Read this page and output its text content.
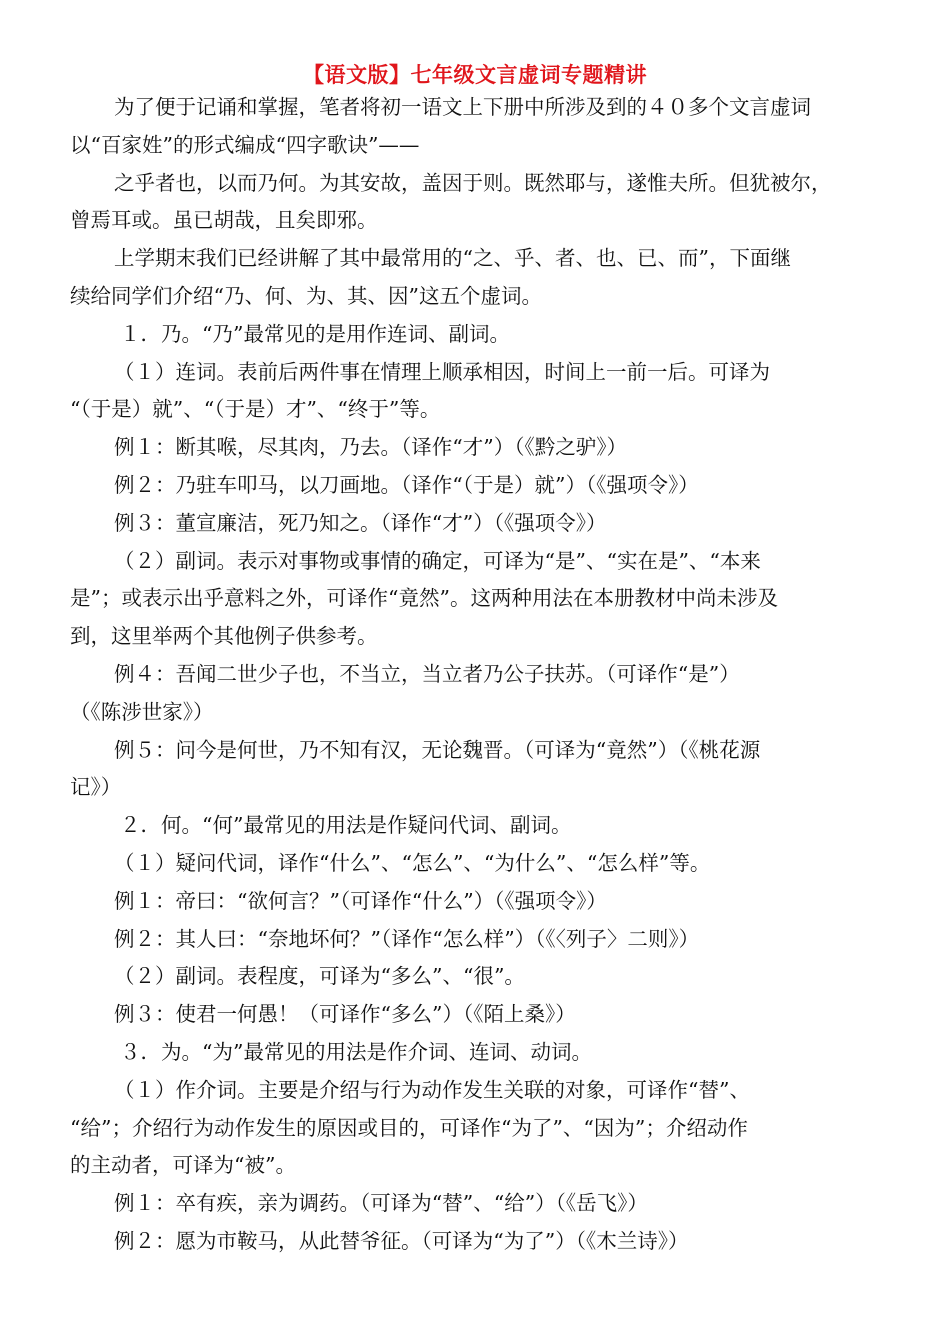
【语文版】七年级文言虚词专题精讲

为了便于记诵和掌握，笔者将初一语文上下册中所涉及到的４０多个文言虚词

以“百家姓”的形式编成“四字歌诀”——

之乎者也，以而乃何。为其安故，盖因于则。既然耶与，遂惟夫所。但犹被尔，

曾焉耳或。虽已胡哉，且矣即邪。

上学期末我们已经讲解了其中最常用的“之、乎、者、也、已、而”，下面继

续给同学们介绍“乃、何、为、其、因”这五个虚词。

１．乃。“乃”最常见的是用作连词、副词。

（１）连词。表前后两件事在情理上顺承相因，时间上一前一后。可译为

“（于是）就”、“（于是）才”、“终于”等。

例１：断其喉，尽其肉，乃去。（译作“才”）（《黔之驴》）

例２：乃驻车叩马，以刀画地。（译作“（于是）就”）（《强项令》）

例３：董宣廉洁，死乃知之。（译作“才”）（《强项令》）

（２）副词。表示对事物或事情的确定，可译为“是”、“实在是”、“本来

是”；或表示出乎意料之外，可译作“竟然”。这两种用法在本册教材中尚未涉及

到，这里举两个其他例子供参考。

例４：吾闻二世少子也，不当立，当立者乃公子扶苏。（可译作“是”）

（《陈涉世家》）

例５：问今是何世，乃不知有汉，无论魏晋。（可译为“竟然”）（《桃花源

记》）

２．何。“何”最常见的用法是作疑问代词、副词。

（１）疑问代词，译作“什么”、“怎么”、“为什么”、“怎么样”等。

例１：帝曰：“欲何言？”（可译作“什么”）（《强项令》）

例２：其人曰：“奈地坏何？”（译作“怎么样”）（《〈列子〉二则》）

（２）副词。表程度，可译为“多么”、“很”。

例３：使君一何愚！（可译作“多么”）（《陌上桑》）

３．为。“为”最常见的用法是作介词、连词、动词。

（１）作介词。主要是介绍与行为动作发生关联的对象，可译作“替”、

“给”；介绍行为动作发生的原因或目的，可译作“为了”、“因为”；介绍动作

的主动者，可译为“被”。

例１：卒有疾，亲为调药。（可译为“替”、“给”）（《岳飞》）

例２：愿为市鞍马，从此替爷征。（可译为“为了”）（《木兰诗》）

-.-.-

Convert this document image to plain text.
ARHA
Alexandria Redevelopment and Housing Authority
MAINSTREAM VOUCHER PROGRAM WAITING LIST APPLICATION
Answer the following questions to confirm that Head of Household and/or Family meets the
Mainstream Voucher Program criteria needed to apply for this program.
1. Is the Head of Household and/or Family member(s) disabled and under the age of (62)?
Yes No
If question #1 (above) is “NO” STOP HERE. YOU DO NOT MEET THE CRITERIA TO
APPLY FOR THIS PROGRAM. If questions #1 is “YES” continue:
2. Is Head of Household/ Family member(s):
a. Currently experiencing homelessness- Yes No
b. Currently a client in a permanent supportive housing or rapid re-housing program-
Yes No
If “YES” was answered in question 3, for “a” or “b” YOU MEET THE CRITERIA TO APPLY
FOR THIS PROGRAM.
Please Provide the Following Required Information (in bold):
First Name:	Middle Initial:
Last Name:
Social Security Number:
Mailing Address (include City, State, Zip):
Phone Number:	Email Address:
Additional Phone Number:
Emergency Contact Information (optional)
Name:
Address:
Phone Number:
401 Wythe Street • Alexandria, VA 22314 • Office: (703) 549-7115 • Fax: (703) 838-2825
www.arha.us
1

-.-.-

Pick out every line above that holds the word "Information" and copy it.

Please Provide the Following Required Information (in bold):
Emergency Contact Information (optional)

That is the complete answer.